**TASK DIRECTIONS:**
Copy each record exactly as it reads, leaving out any pictures it holds.

##############################

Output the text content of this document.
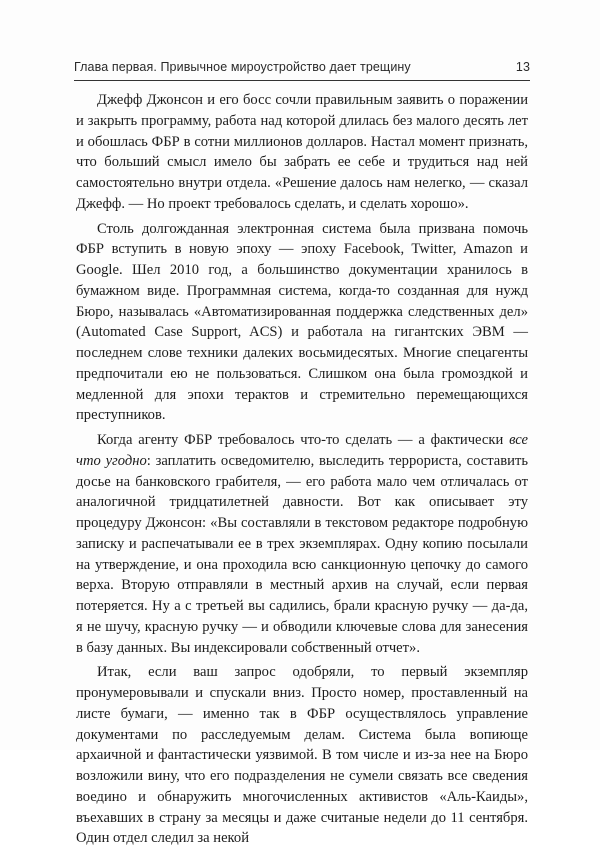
Глава первая. Привычное мироустройство дает трещину	13

Джефф Джонсон и его босс сочли правильным заявить о поражении и закрыть программу, работа над которой длилась без малого десять лет и обошлась ФБР в сотни миллионов долларов. Настал момент признать, что больший смысл имело бы забрать ее себе и трудиться над ней самостоятельно внутри отдела. «Решение далось нам нелегко, — сказал Джефф. — Но проект требовалось сделать, и сделать хорошо».

Столь долгожданная электронная система была призвана помочь ФБР вступить в новую эпоху — эпоху Facebook, Twitter, Amazon и Google. Шел 2010 год, а большинство документации хранилось в бумажном виде. Программная система, когда-то созданная для нужд Бюро, называлась «Автоматизированная поддержка следственных дел» (Automated Case Support, ACS) и работала на гигантских ЭВМ — последнем слове техники далеких восьмидесятых. Многие спецагенты предпочитали ею не пользоваться. Слишком она была громоздкой и медленной для эпохи терактов и стремительно перемещающихся преступников.

Когда агенту ФБР требовалось что-то сделать — а фактически все что угодно: заплатить осведомителю, выследить террориста, составить досье на банковского грабителя, — его работа мало чем отличалась от аналогичной тридцатилетней давности. Вот как описывает эту процедуру Джонсон: «Вы составляли в текстовом редакторе подробную записку и распечатывали ее в трех экземплярах. Одну копию посылали на утверждение, и она проходила всю санкционную цепочку до самого верха. Вторую отправляли в местный архив на случай, если первая потеряется. Ну а с третьей вы садились, брали красную ручку — да-да, я не шучу, красную ручку — и обводили ключевые слова для занесения в базу данных. Вы индексировали собственный отчет».

Итак, если ваш запрос одобряли, то первый экземпляр пронумеровывали и спускали вниз. Просто номер, проставленный на листе бумаги, — именно так в ФБР осуществлялось управление документами по расследуемым делам. Система была вопиюще архаичной и фантастически уязвимой. В том числе и из-за нее на Бюро возложили вину, что его подразделения не сумели связать все сведения воедино и обнаружить многочисленных активистов «Аль-Каиды», въехавших в страну за месяцы и даже считаные недели до 11 сентября. Один отдел следил за некой
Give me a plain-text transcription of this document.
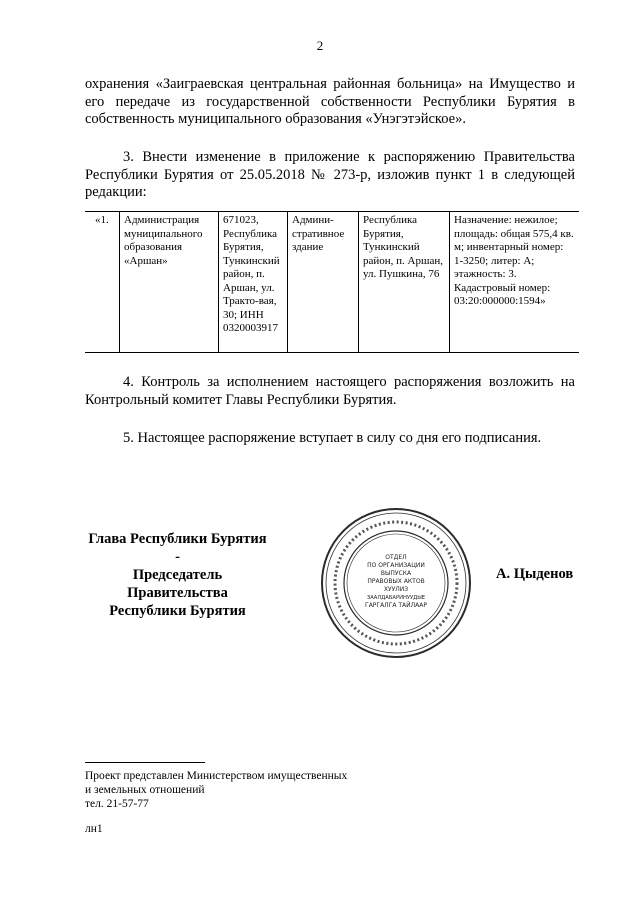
2
охранения «Заиграевская центральная районная больница» на Имущество и его передаче из государственной собственности Республики Бурятия в собственность муниципального образования «Унэгэтэйское».
3. Внести изменение в приложение к распоряжению Правительства Республики Бурятия от 25.05.2018 № 273-р, изложив пункт 1 в следующей редакции:
«1.	Администрация муниципального образования «Аршан»	671023, Республика Бурятия, Тункинский район, п. Аршан, ул. Тракто-вая, 30; ИНН 0320003917	Админи-стративное здание	Республика Бурятия, Тункинский район, п. Аршан, ул. Пушкина, 76	Назначение: нежилое; площадь: общая 575,4 кв. м; инвентарный номер: 1-3250; литер: А; этажность: 3. Кадастровый номер: 03:20:000000:1594»
4. Контроль за исполнением настоящего распоряжения возложить на Контрольный комитет Главы Республики Бурятия.
5. Настоящее распоряжение вступает в силу со дня его подписания.
Глава Республики Бурятия -
Председатель Правительства
Республики Бурятия
ОТДЕЛ
ПО ОРГАНИЗАЦИИ
ВЫПУСКА
ПРАВОВЫХ АКТОВ
ХУУЛИЗ
ЗААЛДАБАРИНУУДЫЕ
ГАРГАЛГА ТАЙЛААР
А. Цыденов
Проект представлен Министерством имущественных
и земельных отношений
тел. 21-57-77
лн1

##############################

**ANSWER BELOW:**
Output the text content of this document.
Глава первая. Привычное мироустройство дает трещину	13

Джефф Джонсон и его босс сочли правильным заявить о поражении и закрыть программу, работа над которой длилась без малого десять лет и обошлась ФБР в сотни миллионов долларов. Настал момент признать, что больший смысл имело бы забрать ее себе и трудиться над ней самостоятельно внутри отдела. «Решение далось нам нелегко, — сказал Джефф. — Но проект требовалось сделать, и сделать хорошо».

Столь долгожданная электронная система была призвана помочь ФБР вступить в новую эпоху — эпоху Facebook, Twitter, Amazon и Google. Шел 2010 год, а большинство документации хранилось в бумажном виде. Программная система, когда-то созданная для нужд Бюро, называлась «Автоматизированная поддержка следственных дел» (Automated Case Support, ACS) и работала на гигантских ЭВМ — последнем слове техники далеких восьмидесятых. Многие спецагенты предпочитали ею не пользоваться. Слишком она была громоздкой и медленной для эпохи терактов и стремительно перемещающихся преступников.

Когда агенту ФБР требовалось что-то сделать — а фактически все что угодно: заплатить осведомителю, выследить террориста, составить досье на банковского грабителя, — его работа мало чем отличалась от аналогичной тридцатилетней давности. Вот как описывает эту процедуру Джонсон: «Вы составляли в текстовом редакторе подробную записку и распечатывали ее в трех экземплярах. Одну копию посылали на утверждение, и она проходила всю санкционную цепочку до самого верха. Вторую отправляли в местный архив на случай, если первая потеряется. Ну а с третьей вы садились, брали красную ручку — да-да, я не шучу, красную ручку — и обводили ключевые слова для занесения в базу данных. Вы индексировали собственный отчет».

Итак, если ваш запрос одобряли, то первый экземпляр пронумеровывали и спускали вниз. Просто номер, проставленный на листе бумаги, — именно так в ФБР осуществлялось управление документами по расследуемым делам. Система была вопиюще архаичной и фантастически уязвимой. В том числе и из-за нее на Бюро возложили вину, что его подразделения не сумели связать все сведения воедино и обнаружить многочисленных активистов «Аль-Каиды», въехавших в страну за месяцы и даже считаные недели до 11 сентября. Один отдел следил за некой
Give me a plain-text transcription of this document.
2
охранения «Заиграевская центральная районная больница» на Имущество и его передаче из государственной собственности Республики Бурятия в собственность муниципального образования «Унэгэтэйское».
3. Внести изменение в приложение к распоряжению Правительства Республики Бурятия от 25.05.2018 № 273-р, изложив пункт 1 в следующей редакции:
«1.	Администрация муниципального образования «Аршан»	671023, Республика Бурятия, Тункинский район, п. Аршан, ул. Тракто-вая, 30; ИНН 0320003917	Админи-стративное здание	Республика Бурятия, Тункинский район, п. Аршан, ул. Пушкина, 76	Назначение: нежилое; площадь: общая 575,4 кв. м; инвентарный номер: 1-3250; литер: А; этажность: 3. Кадастровый номер: 03:20:000000:1594»
4. Контроль за исполнением настоящего распоряжения возложить на Контрольный комитет Главы Республики Бурятия.
5. Настоящее распоряжение вступает в силу со дня его подписания.
Глава Республики Бурятия -
Председатель Правительства
Республики Бурятия
ОТДЕЛ
ПО ОРГАНИЗАЦИИ
ВЫПУСКА
ПРАВОВЫХ АКТОВ
ХУУЛИЗ
ЗААЛДАБАРИНУУДЫЕ
ГАРГАЛГА ТАЙЛААР
А. Цыденов
Проект представлен Министерством имущественных
и земельных отношений
тел. 21-57-77
лн1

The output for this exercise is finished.